• Work to do:
Below is a block of records; reproduce all of them exactly and leave out any pictures.

• Raw records:
## begin
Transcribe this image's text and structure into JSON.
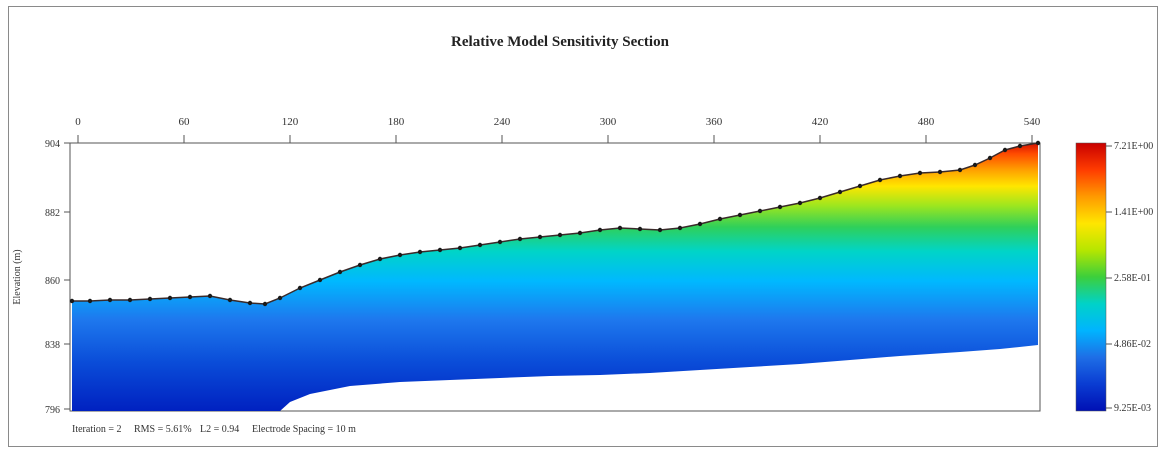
{
  "title": "Relative Model Sensitivity Section",
  "y_axis_label": "Elevation (m)",
  "x_ticks": [
    "0",
    "60",
    "120",
    "180",
    "240",
    "300",
    "360",
    "420",
    "480",
    "540"
  ],
  "y_ticks": [
    "904",
    "882",
    "860",
    "838",
    "796"
  ],
  "colorbar_labels": [
    "7.21E+00",
    "1.41E+00",
    "2.58E-01",
    "4.86E-02",
    "9.25E-03"
  ],
  "colorbar_colors": [
    "#c80000",
    "#ff3c00",
    "#ff9a00",
    "#ffe600",
    "#b6e600",
    "#3ccf3c",
    "#00d2c8",
    "#00b4ff",
    "#1e6ee6",
    "#0a3cd2",
    "#0010b4"
  ],
  "footer": {
    "iteration": "Iteration = 2",
    "rms": "RMS = 5.61%",
    "l2": "L2 = 0.94",
    "spacing": "Electrode Spacing = 10 m"
  }
}
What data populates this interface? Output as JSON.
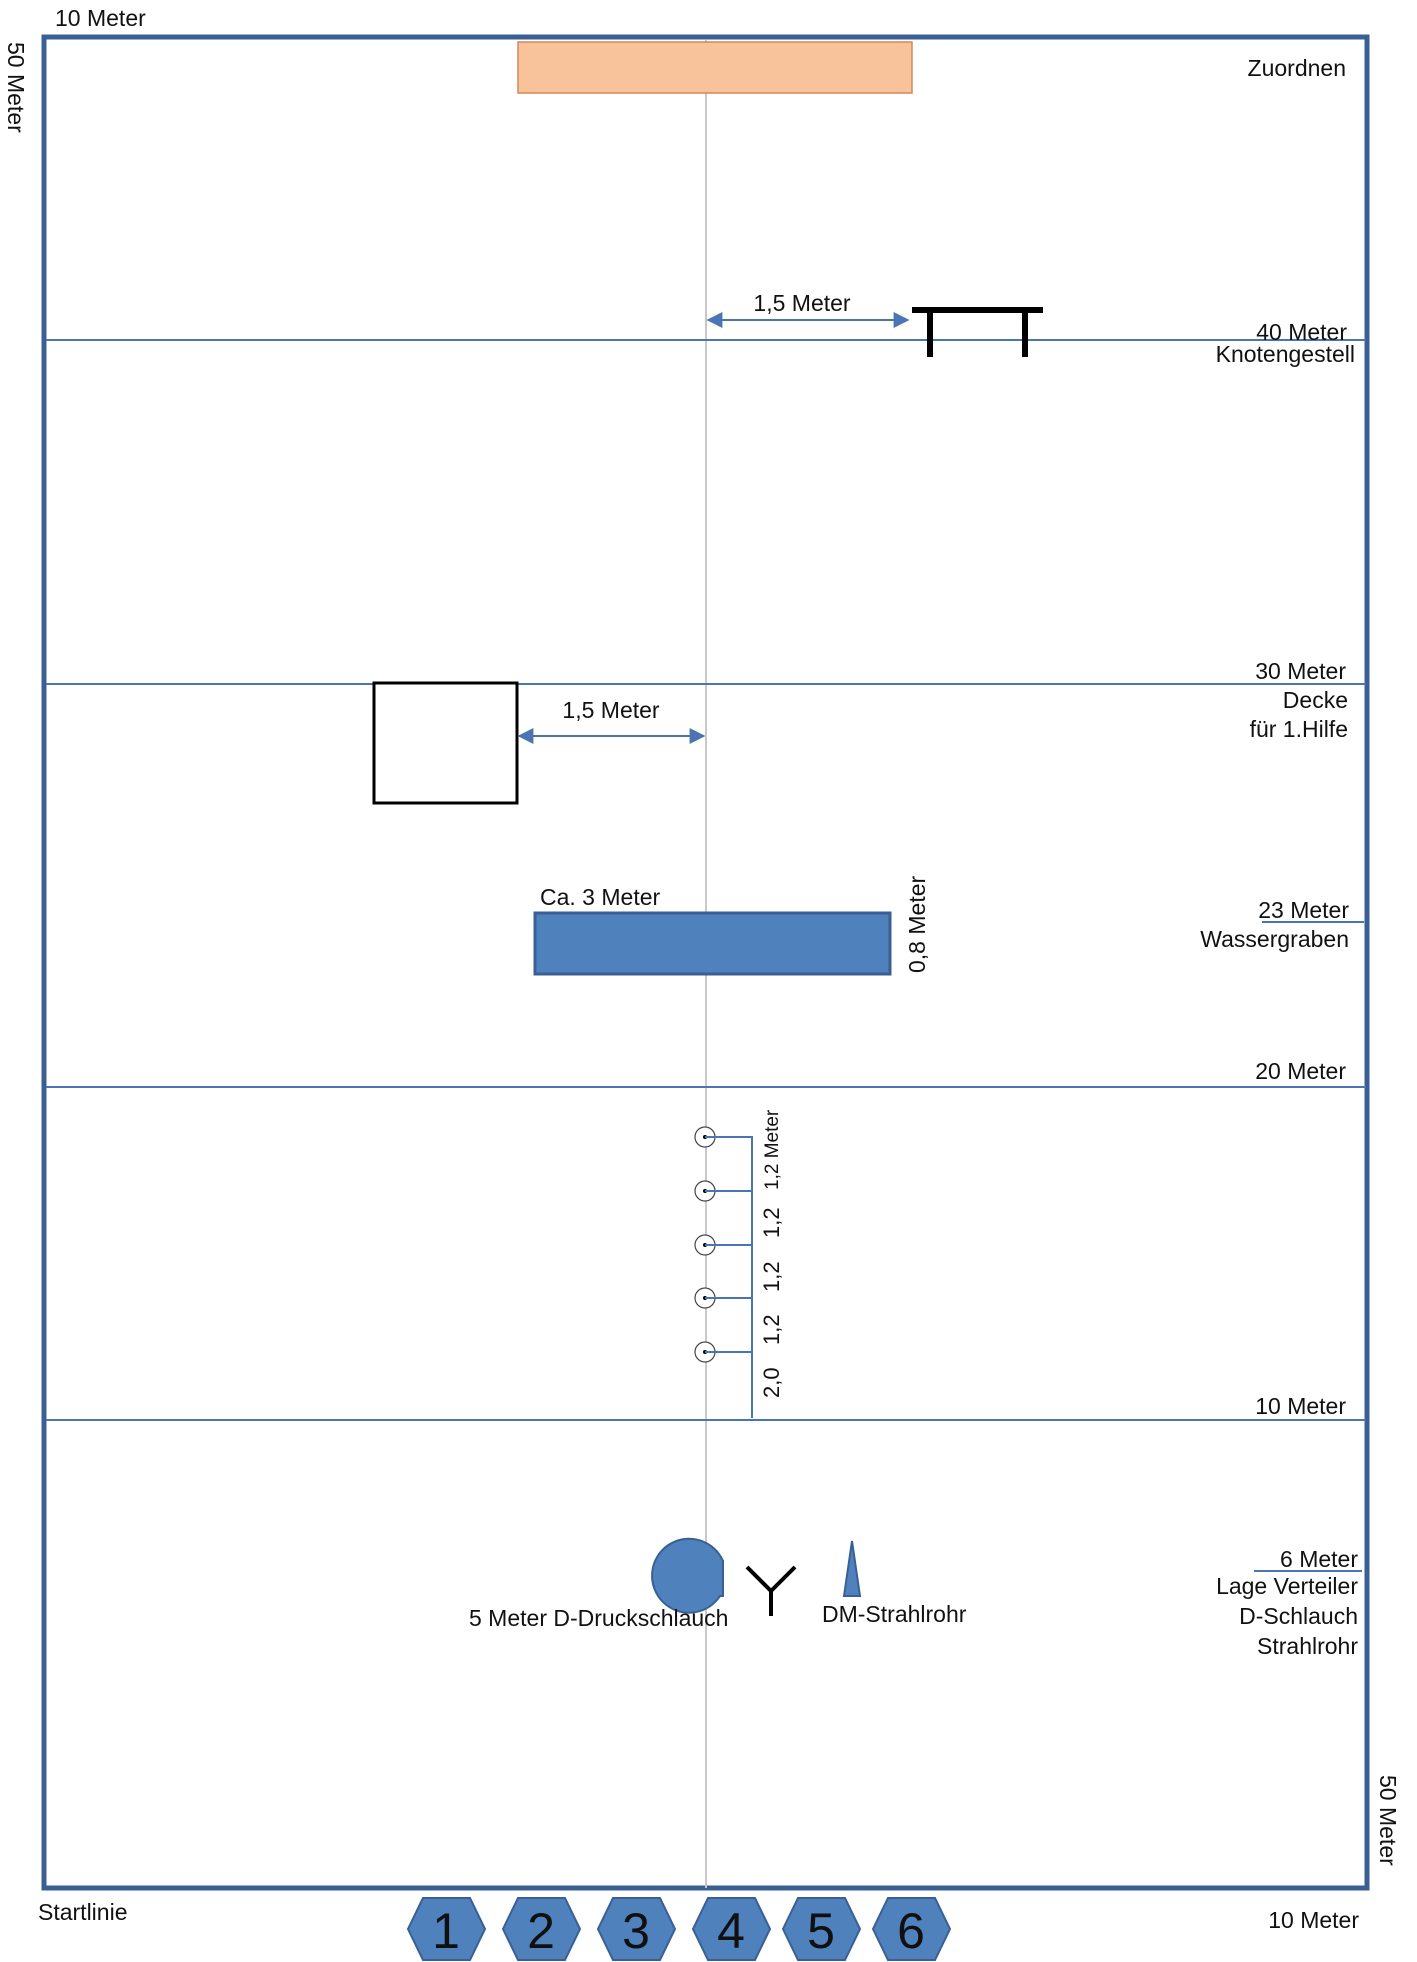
## end
• The reply:
Transcribe this image's text and structure into JSON.
{
  "title": "Relative Model Sensitivity Section",
  "y_axis_label": "Elevation (m)",
  "x_ticks": [
    "0",
    "60",
    "120",
    "180",
    "240",
    "300",
    "360",
    "420",
    "480",
    "540"
  ],
  "y_ticks": [
    "904",
    "882",
    "860",
    "838",
    "796"
  ],
  "colorbar_labels": [
    "7.21E+00",
    "1.41E+00",
    "2.58E-01",
    "4.86E-02",
    "9.25E-03"
  ],
  "colorbar_colors": [
    "#c80000",
    "#ff3c00",
    "#ff9a00",
    "#ffe600",
    "#b6e600",
    "#3ccf3c",
    "#00d2c8",
    "#00b4ff",
    "#1e6ee6",
    "#0a3cd2",
    "#0010b4"
  ],
  "footer": {
    "iteration": "Iteration = 2",
    "rms": "RMS = 5.61%",
    "l2": "L2 = 0.94",
    "spacing": "Electrode Spacing = 10 m"
  }
}
What data populates this interface? Output as JSON.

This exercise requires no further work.